**Exercise objective**
An exact copy of all the data is required, with pictures left out.

* start Records for the task *

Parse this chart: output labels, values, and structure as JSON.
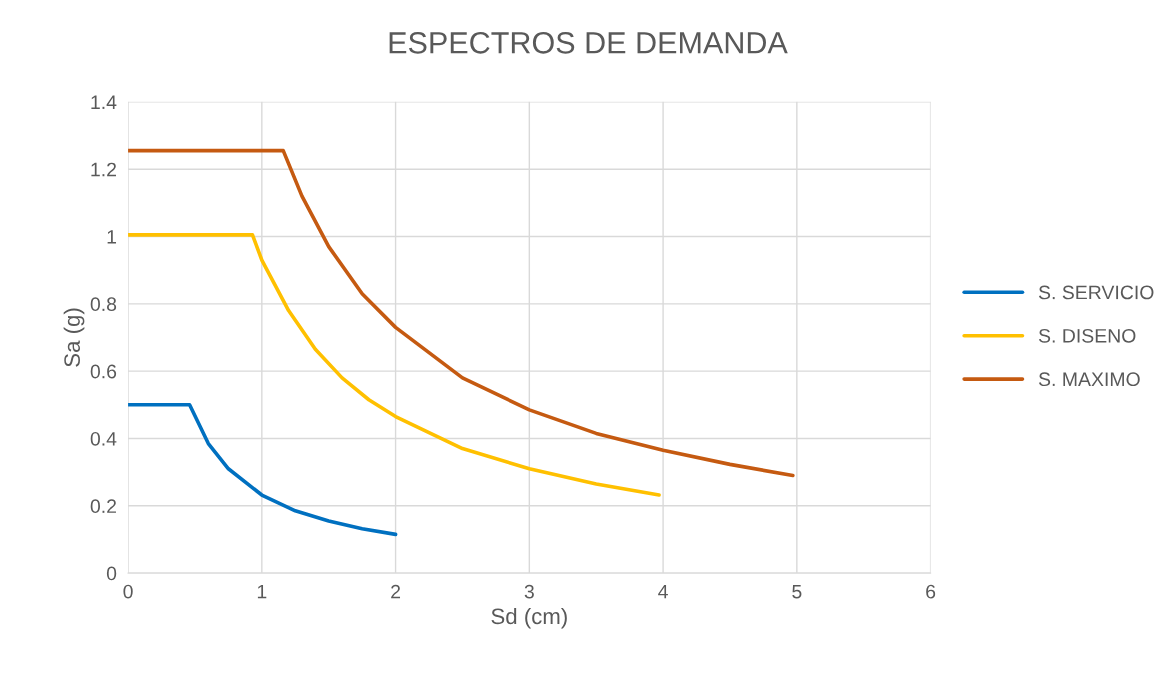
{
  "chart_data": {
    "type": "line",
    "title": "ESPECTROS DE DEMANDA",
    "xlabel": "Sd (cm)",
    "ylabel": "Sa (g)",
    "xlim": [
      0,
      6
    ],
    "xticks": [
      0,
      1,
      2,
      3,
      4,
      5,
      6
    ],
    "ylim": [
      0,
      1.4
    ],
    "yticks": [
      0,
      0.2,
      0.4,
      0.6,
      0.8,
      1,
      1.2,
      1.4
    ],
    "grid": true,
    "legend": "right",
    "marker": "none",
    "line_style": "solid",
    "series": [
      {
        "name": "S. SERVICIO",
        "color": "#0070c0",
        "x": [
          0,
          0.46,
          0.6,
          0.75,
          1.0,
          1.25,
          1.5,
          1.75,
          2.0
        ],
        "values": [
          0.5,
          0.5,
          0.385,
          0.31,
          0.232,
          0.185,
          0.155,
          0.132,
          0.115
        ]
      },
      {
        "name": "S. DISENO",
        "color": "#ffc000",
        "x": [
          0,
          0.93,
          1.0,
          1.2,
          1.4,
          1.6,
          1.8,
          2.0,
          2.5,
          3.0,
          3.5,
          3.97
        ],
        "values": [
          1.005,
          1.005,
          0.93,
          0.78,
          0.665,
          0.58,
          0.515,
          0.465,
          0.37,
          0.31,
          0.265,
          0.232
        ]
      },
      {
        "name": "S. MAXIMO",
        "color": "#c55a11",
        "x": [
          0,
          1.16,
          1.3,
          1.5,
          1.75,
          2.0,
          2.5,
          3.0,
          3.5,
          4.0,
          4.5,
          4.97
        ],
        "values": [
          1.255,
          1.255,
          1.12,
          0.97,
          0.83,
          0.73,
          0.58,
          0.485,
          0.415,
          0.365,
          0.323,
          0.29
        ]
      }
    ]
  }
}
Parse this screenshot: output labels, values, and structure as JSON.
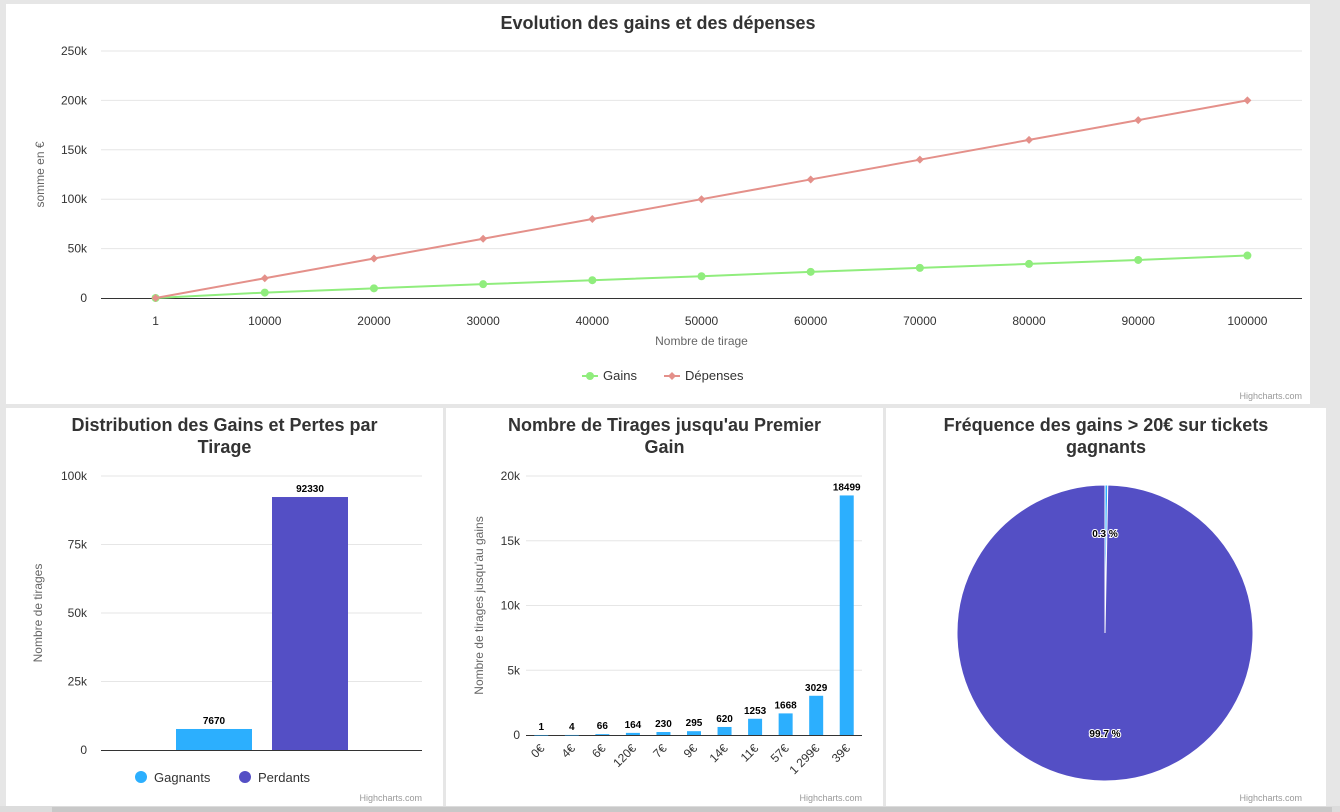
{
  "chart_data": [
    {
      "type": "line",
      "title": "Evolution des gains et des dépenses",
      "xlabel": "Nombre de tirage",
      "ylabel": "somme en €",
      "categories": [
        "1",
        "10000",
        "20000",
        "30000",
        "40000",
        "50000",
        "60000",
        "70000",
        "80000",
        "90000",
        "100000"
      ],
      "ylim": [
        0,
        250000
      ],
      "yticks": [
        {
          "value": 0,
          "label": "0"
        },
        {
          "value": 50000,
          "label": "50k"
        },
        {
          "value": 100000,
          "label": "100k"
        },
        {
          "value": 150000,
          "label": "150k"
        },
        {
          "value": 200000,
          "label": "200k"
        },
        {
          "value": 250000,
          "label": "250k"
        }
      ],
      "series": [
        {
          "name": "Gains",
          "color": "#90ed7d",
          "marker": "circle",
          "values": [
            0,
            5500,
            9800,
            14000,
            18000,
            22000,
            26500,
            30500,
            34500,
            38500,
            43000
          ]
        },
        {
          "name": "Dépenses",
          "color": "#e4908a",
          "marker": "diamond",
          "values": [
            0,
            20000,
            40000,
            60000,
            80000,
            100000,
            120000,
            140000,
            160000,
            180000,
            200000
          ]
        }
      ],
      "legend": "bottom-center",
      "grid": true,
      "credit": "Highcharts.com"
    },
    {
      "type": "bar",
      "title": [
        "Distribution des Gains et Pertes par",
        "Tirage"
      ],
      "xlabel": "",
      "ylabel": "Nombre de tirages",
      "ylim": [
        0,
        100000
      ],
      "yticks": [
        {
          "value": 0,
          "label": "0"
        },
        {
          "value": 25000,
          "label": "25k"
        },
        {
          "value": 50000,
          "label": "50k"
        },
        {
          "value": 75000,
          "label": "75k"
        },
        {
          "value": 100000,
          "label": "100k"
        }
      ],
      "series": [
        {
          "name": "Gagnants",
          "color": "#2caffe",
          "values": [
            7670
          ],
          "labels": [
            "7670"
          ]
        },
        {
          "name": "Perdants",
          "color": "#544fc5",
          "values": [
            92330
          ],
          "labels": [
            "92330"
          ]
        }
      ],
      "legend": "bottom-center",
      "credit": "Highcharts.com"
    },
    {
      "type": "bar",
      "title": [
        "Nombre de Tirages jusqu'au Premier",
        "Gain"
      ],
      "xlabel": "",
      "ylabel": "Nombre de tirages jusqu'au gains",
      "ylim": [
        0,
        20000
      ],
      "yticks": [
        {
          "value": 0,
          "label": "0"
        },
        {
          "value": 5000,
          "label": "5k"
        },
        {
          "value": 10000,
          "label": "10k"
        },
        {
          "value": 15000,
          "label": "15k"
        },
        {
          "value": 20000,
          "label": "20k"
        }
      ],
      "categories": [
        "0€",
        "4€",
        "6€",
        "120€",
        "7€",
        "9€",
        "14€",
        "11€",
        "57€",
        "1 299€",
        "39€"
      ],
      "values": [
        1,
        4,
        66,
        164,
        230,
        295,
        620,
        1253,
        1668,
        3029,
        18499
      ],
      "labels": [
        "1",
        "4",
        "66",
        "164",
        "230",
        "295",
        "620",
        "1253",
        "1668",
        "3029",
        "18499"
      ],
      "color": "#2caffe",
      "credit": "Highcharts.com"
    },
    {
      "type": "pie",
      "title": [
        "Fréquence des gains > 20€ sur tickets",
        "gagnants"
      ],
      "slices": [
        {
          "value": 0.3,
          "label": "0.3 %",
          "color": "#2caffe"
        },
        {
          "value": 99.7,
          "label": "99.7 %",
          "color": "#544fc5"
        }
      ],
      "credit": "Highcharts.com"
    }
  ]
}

* end Records for the task *

**Full response**
Parse this chart: output labels, values, and structure as JSON.
{
  "chart_data": {
    "type": "line",
    "title": "ESPECTROS DE DEMANDA",
    "xlabel": "Sd (cm)",
    "ylabel": "Sa (g)",
    "xlim": [
      0,
      6
    ],
    "xticks": [
      0,
      1,
      2,
      3,
      4,
      5,
      6
    ],
    "ylim": [
      0,
      1.4
    ],
    "yticks": [
      0,
      0.2,
      0.4,
      0.6,
      0.8,
      1,
      1.2,
      1.4
    ],
    "grid": true,
    "legend": "right",
    "marker": "none",
    "line_style": "solid",
    "series": [
      {
        "name": "S. SERVICIO",
        "color": "#0070c0",
        "x": [
          0,
          0.46,
          0.6,
          0.75,
          1.0,
          1.25,
          1.5,
          1.75,
          2.0
        ],
        "values": [
          0.5,
          0.5,
          0.385,
          0.31,
          0.232,
          0.185,
          0.155,
          0.132,
          0.115
        ]
      },
      {
        "name": "S. DISENO",
        "color": "#ffc000",
        "x": [
          0,
          0.93,
          1.0,
          1.2,
          1.4,
          1.6,
          1.8,
          2.0,
          2.5,
          3.0,
          3.5,
          3.97
        ],
        "values": [
          1.005,
          1.005,
          0.93,
          0.78,
          0.665,
          0.58,
          0.515,
          0.465,
          0.37,
          0.31,
          0.265,
          0.232
        ]
      },
      {
        "name": "S. MAXIMO",
        "color": "#c55a11",
        "x": [
          0,
          1.16,
          1.3,
          1.5,
          1.75,
          2.0,
          2.5,
          3.0,
          3.5,
          4.0,
          4.5,
          4.97
        ],
        "values": [
          1.255,
          1.255,
          1.12,
          0.97,
          0.83,
          0.73,
          0.58,
          0.485,
          0.415,
          0.365,
          0.323,
          0.29
        ]
      }
    ]
  }
}
Parse this screenshot: output labels, values, and structure as JSON.
{
  "chart_data": [
    {
      "type": "line",
      "title": "Evolution des gains et des dépenses",
      "xlabel": "Nombre de tirage",
      "ylabel": "somme en €",
      "categories": [
        "1",
        "10000",
        "20000",
        "30000",
        "40000",
        "50000",
        "60000",
        "70000",
        "80000",
        "90000",
        "100000"
      ],
      "ylim": [
        0,
        250000
      ],
      "yticks": [
        {
          "value": 0,
          "label": "0"
        },
        {
          "value": 50000,
          "label": "50k"
        },
        {
          "value": 100000,
          "label": "100k"
        },
        {
          "value": 150000,
          "label": "150k"
        },
        {
          "value": 200000,
          "label": "200k"
        },
        {
          "value": 250000,
          "label": "250k"
        }
      ],
      "series": [
        {
          "name": "Gains",
          "color": "#90ed7d",
          "marker": "circle",
          "values": [
            0,
            5500,
            9800,
            14000,
            18000,
            22000,
            26500,
            30500,
            34500,
            38500,
            43000
          ]
        },
        {
          "name": "Dépenses",
          "color": "#e4908a",
          "marker": "diamond",
          "values": [
            0,
            20000,
            40000,
            60000,
            80000,
            100000,
            120000,
            140000,
            160000,
            180000,
            200000
          ]
        }
      ],
      "legend": "bottom-center",
      "grid": true,
      "credit": "Highcharts.com"
    },
    {
      "type": "bar",
      "title": [
        "Distribution des Gains et Pertes par",
        "Tirage"
      ],
      "xlabel": "",
      "ylabel": "Nombre de tirages",
      "ylim": [
        0,
        100000
      ],
      "yticks": [
        {
          "value": 0,
          "label": "0"
        },
        {
          "value": 25000,
          "label": "25k"
        },
        {
          "value": 50000,
          "label": "50k"
        },
        {
          "value": 75000,
          "label": "75k"
        },
        {
          "value": 100000,
          "label": "100k"
        }
      ],
      "series": [
        {
          "name": "Gagnants",
          "color": "#2caffe",
          "values": [
            7670
          ],
          "labels": [
            "7670"
          ]
        },
        {
          "name": "Perdants",
          "color": "#544fc5",
          "values": [
            92330
          ],
          "labels": [
            "92330"
          ]
        }
      ],
      "legend": "bottom-center",
      "credit": "Highcharts.com"
    },
    {
      "type": "bar",
      "title": [
        "Nombre de Tirages jusqu'au Premier",
        "Gain"
      ],
      "xlabel": "",
      "ylabel": "Nombre de tirages jusqu'au gains",
      "ylim": [
        0,
        20000
      ],
      "yticks": [
        {
          "value": 0,
          "label": "0"
        },
        {
          "value": 5000,
          "label": "5k"
        },
        {
          "value": 10000,
          "label": "10k"
        },
        {
          "value": 15000,
          "label": "15k"
        },
        {
          "value": 20000,
          "label": "20k"
        }
      ],
      "categories": [
        "0€",
        "4€",
        "6€",
        "120€",
        "7€",
        "9€",
        "14€",
        "11€",
        "57€",
        "1 299€",
        "39€"
      ],
      "values": [
        1,
        4,
        66,
        164,
        230,
        295,
        620,
        1253,
        1668,
        3029,
        18499
      ],
      "labels": [
        "1",
        "4",
        "66",
        "164",
        "230",
        "295",
        "620",
        "1253",
        "1668",
        "3029",
        "18499"
      ],
      "color": "#2caffe",
      "credit": "Highcharts.com"
    },
    {
      "type": "pie",
      "title": [
        "Fréquence des gains > 20€ sur tickets",
        "gagnants"
      ],
      "slices": [
        {
          "value": 0.3,
          "label": "0.3 %",
          "color": "#2caffe"
        },
        {
          "value": 99.7,
          "label": "99.7 %",
          "color": "#544fc5"
        }
      ],
      "credit": "Highcharts.com"
    }
  ]
}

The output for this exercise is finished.